Write out every record below exactly as it appears.

Begin Provided material

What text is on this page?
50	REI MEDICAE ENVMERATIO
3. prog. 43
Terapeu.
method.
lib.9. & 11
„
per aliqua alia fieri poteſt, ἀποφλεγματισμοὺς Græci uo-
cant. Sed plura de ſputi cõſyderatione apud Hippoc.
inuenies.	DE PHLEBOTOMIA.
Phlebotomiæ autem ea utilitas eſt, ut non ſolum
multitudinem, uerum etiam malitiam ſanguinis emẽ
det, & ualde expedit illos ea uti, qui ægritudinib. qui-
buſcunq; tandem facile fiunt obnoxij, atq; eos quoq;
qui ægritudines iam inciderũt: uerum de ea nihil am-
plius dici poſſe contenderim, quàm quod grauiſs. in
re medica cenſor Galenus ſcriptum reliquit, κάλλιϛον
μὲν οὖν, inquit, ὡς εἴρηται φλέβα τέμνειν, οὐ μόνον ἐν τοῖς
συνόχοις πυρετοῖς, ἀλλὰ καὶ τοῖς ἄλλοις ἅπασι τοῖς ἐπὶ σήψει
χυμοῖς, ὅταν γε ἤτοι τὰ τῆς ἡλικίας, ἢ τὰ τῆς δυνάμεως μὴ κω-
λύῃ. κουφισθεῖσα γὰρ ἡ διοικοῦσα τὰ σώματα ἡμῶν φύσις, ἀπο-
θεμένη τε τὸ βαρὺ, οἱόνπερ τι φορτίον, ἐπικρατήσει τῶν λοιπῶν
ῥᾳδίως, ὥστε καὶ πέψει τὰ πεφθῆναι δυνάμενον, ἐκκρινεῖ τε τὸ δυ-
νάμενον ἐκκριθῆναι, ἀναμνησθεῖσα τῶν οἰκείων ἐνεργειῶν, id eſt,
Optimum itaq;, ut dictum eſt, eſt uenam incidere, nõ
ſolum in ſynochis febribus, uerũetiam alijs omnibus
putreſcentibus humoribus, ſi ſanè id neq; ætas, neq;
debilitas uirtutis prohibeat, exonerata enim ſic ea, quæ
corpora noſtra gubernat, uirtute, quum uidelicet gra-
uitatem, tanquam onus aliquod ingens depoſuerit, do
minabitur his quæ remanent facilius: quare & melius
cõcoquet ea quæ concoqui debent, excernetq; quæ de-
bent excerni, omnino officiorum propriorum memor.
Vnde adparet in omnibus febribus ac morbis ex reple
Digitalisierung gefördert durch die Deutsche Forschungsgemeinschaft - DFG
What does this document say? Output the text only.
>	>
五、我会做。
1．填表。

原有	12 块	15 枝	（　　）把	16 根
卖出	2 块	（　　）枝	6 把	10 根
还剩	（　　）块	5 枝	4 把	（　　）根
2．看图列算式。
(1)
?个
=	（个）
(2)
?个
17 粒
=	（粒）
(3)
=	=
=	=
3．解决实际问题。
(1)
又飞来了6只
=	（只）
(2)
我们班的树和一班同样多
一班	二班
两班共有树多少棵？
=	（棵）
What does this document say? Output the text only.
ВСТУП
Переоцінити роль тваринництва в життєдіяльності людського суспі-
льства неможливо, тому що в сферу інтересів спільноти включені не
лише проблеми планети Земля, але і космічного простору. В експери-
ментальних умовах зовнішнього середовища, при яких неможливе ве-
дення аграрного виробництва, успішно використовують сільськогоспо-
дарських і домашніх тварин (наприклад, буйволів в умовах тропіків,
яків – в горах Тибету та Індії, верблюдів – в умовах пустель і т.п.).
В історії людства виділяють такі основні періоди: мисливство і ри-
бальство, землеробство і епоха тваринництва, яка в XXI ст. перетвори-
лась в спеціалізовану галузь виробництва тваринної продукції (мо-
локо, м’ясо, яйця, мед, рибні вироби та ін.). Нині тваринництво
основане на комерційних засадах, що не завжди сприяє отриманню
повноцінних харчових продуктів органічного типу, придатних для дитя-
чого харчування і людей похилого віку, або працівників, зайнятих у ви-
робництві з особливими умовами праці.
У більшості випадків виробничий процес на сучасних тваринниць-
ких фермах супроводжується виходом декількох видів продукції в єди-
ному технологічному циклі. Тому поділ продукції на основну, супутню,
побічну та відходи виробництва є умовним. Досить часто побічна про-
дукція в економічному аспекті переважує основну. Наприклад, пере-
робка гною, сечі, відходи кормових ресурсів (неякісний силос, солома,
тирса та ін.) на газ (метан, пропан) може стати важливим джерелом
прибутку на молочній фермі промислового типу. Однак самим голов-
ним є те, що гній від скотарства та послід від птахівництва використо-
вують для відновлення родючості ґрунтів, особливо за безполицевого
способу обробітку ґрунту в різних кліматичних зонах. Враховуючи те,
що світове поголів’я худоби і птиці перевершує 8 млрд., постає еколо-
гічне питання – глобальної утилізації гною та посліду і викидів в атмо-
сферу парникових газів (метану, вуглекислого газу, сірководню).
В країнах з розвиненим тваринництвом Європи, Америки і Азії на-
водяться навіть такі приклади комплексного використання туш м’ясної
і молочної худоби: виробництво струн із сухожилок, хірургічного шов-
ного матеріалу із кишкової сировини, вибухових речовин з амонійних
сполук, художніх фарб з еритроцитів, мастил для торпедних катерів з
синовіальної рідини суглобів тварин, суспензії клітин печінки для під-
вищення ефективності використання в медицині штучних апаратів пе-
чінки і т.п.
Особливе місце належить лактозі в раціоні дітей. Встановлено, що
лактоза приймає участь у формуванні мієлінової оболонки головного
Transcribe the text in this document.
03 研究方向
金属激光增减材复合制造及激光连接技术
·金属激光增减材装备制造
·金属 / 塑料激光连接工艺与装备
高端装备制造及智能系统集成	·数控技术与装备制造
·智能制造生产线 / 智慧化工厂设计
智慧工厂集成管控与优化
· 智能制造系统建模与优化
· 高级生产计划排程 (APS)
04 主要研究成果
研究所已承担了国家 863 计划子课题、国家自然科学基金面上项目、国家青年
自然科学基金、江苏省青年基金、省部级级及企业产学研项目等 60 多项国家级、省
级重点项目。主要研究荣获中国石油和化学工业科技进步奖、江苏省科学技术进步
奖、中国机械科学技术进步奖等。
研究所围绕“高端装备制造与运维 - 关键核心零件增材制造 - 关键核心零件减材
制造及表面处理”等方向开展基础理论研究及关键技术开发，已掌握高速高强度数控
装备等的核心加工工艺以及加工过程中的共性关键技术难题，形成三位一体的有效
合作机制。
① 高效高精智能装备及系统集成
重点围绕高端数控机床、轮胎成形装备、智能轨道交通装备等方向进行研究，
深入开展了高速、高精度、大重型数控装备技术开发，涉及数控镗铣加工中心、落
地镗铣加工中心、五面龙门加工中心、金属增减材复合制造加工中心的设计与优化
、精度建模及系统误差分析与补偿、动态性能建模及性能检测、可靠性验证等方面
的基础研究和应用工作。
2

End Provided material

### Written answer
What text is on this page?
50	REI MEDICAE ENVMERATIO
3. prog. 43
Terapeu.
method.
lib.9. & 11
„
per aliqua alia fieri poteſt, ἀποφλεγματισμοὺς Græci uo-
cant. Sed plura de ſputi cõſyderatione apud Hippoc.
inuenies.	DE PHLEBOTOMIA.
Phlebotomiæ autem ea utilitas eſt, ut non ſolum
multitudinem, uerum etiam malitiam ſanguinis emẽ
det, & ualde expedit illos ea uti, qui ægritudinib. qui-
buſcunq; tandem facile fiunt obnoxij, atq; eos quoq;
qui ægritudines iam inciderũt: uerum de ea nihil am-
plius dici poſſe contenderim, quàm quod grauiſs. in
re medica cenſor Galenus ſcriptum reliquit, κάλλιϛον
μὲν οὖν, inquit, ὡς εἴρηται φλέβα τέμνειν, οὐ μόνον ἐν τοῖς
συνόχοις πυρετοῖς, ἀλλὰ καὶ τοῖς ἄλλοις ἅπασι τοῖς ἐπὶ σήψει
χυμοῖς, ὅταν γε ἤτοι τὰ τῆς ἡλικίας, ἢ τὰ τῆς δυνάμεως μὴ κω-
λύῃ. κουφισθεῖσα γὰρ ἡ διοικοῦσα τὰ σώματα ἡμῶν φύσις, ἀπο-
θεμένη τε τὸ βαρὺ, οἱόνπερ τι φορτίον, ἐπικρατήσει τῶν λοιπῶν
ῥᾳδίως, ὥστε καὶ πέψει τὰ πεφθῆναι δυνάμενον, ἐκκρινεῖ τε τὸ δυ-
νάμενον ἐκκριθῆναι, ἀναμνησθεῖσα τῶν οἰκείων ἐνεργειῶν, id eſt,
Optimum itaq;, ut dictum eſt, eſt uenam incidere, nõ
ſolum in ſynochis febribus, uerũetiam alijs omnibus
putreſcentibus humoribus, ſi ſanè id neq; ætas, neq;
debilitas uirtutis prohibeat, exonerata enim ſic ea, quæ
corpora noſtra gubernat, uirtute, quum uidelicet gra-
uitatem, tanquam onus aliquod ingens depoſuerit, do
minabitur his quæ remanent facilius: quare & melius
cõcoquet ea quæ concoqui debent, excernetq; quæ de-
bent excerni, omnino officiorum propriorum memor.
Vnde adparet in omnibus febribus ac morbis ex reple
Digitalisierung gefördert durch die Deutsche Forschungsgemeinschaft - DFG
What does this document say? Output the text only.
>	>
五、我会做。
1．填表。

原有	12 块	15 枝	（　　）把	16 根
卖出	2 块	（　　）枝	6 把	10 根
还剩	（　　）块	5 枝	4 把	（　　）根
2．看图列算式。
(1)
?个
=	（个）
(2)
?个
17 粒
=	（粒）
(3)
=	=
=	=
3．解决实际问题。
(1)
又飞来了6只
=	（只）
(2)
我们班的树和一班同样多
一班	二班
两班共有树多少棵？
=	（棵）
What does this document say? Output the text only.
ВСТУП
Переоцінити роль тваринництва в життєдіяльності людського суспі-
льства неможливо, тому що в сферу інтересів спільноти включені не
лише проблеми планети Земля, але і космічного простору. В експери-
ментальних умовах зовнішнього середовища, при яких неможливе ве-
дення аграрного виробництва, успішно використовують сільськогоспо-
дарських і домашніх тварин (наприклад, буйволів в умовах тропіків,
яків – в горах Тибету та Індії, верблюдів – в умовах пустель і т.п.).
В історії людства виділяють такі основні періоди: мисливство і ри-
бальство, землеробство і епоха тваринництва, яка в XXI ст. перетвори-
лась в спеціалізовану галузь виробництва тваринної продукції (мо-
локо, м’ясо, яйця, мед, рибні вироби та ін.). Нині тваринництво
основане на комерційних засадах, що не завжди сприяє отриманню
повноцінних харчових продуктів органічного типу, придатних для дитя-
чого харчування і людей похилого віку, або працівників, зайнятих у ви-
робництві з особливими умовами праці.
У більшості випадків виробничий процес на сучасних тваринниць-
ких фермах супроводжується виходом декількох видів продукції в єди-
ному технологічному циклі. Тому поділ продукції на основну, супутню,
побічну та відходи виробництва є умовним. Досить часто побічна про-
дукція в економічному аспекті переважує основну. Наприклад, пере-
робка гною, сечі, відходи кормових ресурсів (неякісний силос, солома,
тирса та ін.) на газ (метан, пропан) може стати важливим джерелом
прибутку на молочній фермі промислового типу. Однак самим голов-
ним є те, що гній від скотарства та послід від птахівництва використо-
вують для відновлення родючості ґрунтів, особливо за безполицевого
способу обробітку ґрунту в різних кліматичних зонах. Враховуючи те,
що світове поголів’я худоби і птиці перевершує 8 млрд., постає еколо-
гічне питання – глобальної утилізації гною та посліду і викидів в атмо-
сферу парникових газів (метану, вуглекислого газу, сірководню).
В країнах з розвиненим тваринництвом Європи, Америки і Азії на-
водяться навіть такі приклади комплексного використання туш м’ясної
і молочної худоби: виробництво струн із сухожилок, хірургічного шов-
ного матеріалу із кишкової сировини, вибухових речовин з амонійних
сполук, художніх фарб з еритроцитів, мастил для торпедних катерів з
синовіальної рідини суглобів тварин, суспензії клітин печінки для під-
вищення ефективності використання в медицині штучних апаратів пе-
чінки і т.п.
Особливе місце належить лактозі в раціоні дітей. Встановлено, що
лактоза приймає участь у формуванні мієлінової оболонки головного
Transcribe the text in this document.
03 研究方向
金属激光增减材复合制造及激光连接技术
·金属激光增减材装备制造
·金属 / 塑料激光连接工艺与装备
高端装备制造及智能系统集成	·数控技术与装备制造
·智能制造生产线 / 智慧化工厂设计
智慧工厂集成管控与优化
· 智能制造系统建模与优化
· 高级生产计划排程 (APS)
04 主要研究成果
研究所已承担了国家 863 计划子课题、国家自然科学基金面上项目、国家青年
自然科学基金、江苏省青年基金、省部级级及企业产学研项目等 60 多项国家级、省
级重点项目。主要研究荣获中国石油和化学工业科技进步奖、江苏省科学技术进步
奖、中国机械科学技术进步奖等。
研究所围绕“高端装备制造与运维 - 关键核心零件增材制造 - 关键核心零件减材
制造及表面处理”等方向开展基础理论研究及关键技术开发，已掌握高速高强度数控
装备等的核心加工工艺以及加工过程中的共性关键技术难题，形成三位一体的有效
合作机制。
① 高效高精智能装备及系统集成
重点围绕高端数控机床、轮胎成形装备、智能轨道交通装备等方向进行研究，
深入开展了高速、高精度、大重型数控装备技术开发，涉及数控镗铣加工中心、落
地镗铣加工中心、五面龙门加工中心、金属增减材复合制造加工中心的设计与优化
、精度建模及系统误差分析与补偿、动态性能建模及性能检测、可靠性验证等方面
的基础研究和应用工作。
2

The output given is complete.